- Prompt -
Pick out each line containing the string "JSON".

A run of records:
________________________________________

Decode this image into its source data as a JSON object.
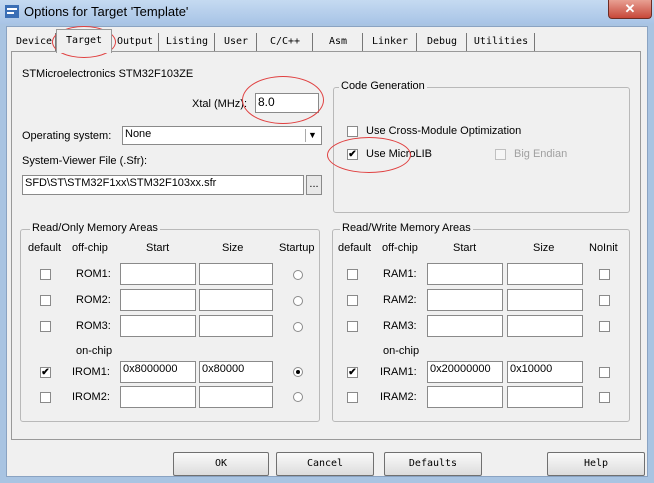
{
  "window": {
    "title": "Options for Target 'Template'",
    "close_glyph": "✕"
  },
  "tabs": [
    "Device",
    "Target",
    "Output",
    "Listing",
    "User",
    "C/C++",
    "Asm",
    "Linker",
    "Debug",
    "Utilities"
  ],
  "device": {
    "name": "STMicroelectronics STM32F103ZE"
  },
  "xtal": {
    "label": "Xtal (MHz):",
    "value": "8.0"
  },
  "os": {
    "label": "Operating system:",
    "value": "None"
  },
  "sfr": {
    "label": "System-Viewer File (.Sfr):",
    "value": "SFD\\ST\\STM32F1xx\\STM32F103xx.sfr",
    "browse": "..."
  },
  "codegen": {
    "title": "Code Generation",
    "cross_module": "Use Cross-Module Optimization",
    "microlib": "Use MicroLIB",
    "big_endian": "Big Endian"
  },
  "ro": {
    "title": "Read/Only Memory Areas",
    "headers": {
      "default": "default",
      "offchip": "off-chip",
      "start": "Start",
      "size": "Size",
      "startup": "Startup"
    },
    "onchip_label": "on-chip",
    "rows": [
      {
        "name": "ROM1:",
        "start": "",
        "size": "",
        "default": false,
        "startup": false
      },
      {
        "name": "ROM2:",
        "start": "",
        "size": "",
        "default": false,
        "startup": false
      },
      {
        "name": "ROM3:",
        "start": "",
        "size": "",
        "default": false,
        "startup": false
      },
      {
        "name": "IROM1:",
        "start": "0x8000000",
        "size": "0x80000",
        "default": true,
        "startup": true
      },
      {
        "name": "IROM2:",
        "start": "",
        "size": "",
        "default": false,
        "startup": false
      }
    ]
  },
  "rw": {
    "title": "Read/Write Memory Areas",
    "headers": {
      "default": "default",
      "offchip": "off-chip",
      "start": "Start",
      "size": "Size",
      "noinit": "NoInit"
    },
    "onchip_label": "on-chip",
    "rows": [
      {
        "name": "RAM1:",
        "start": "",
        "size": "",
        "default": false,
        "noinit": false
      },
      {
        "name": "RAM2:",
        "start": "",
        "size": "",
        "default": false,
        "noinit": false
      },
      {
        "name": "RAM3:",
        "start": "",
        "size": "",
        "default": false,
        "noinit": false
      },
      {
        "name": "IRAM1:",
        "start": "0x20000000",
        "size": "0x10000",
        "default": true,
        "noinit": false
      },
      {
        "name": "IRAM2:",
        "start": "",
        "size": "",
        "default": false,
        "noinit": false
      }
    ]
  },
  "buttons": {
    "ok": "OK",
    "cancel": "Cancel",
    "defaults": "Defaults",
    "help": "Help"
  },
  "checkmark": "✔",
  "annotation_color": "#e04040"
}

________________________________________

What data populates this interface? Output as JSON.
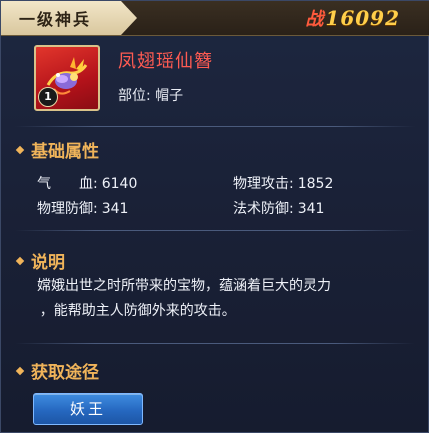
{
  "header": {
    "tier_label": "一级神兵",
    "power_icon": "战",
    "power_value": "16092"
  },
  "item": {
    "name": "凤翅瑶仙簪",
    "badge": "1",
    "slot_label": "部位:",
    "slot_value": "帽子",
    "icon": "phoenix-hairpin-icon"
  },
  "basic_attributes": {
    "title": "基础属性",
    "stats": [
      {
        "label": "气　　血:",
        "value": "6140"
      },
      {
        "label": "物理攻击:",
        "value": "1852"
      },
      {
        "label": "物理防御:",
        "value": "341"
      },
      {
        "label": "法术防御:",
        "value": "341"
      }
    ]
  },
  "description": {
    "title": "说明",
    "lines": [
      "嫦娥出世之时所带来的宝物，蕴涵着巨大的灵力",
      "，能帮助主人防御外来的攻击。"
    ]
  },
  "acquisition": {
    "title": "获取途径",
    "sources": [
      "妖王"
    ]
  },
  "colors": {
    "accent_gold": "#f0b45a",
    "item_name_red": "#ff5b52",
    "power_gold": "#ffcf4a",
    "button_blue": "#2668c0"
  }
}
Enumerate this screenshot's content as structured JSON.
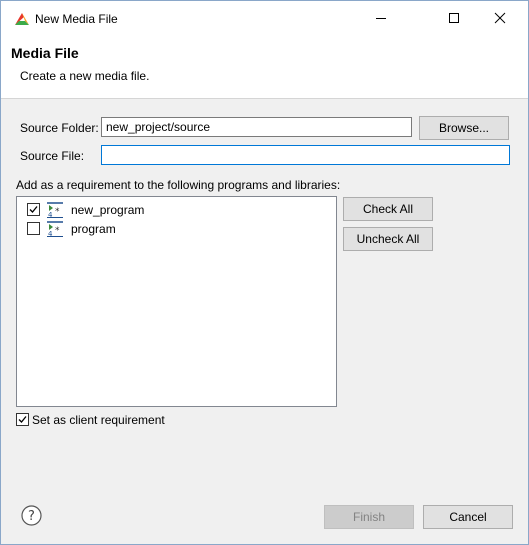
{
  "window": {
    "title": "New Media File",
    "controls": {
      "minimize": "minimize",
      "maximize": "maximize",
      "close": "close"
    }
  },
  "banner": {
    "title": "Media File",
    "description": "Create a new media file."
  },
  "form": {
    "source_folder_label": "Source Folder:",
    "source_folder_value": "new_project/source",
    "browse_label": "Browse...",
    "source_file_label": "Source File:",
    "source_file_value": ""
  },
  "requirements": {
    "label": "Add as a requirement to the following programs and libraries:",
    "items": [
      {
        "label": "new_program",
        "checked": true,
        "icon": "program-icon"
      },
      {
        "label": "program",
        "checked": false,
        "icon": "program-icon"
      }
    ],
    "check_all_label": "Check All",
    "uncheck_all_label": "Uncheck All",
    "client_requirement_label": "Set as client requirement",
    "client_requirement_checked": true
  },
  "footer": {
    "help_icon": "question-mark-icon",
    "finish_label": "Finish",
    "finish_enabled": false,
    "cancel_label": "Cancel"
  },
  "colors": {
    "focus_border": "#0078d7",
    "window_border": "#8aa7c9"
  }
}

________________________________________

- Written solution -
Decode this image into its source data as a JSON object.
What data populates this interface? Output as JSON.
Enumerate this screenshot's content as structured JSON.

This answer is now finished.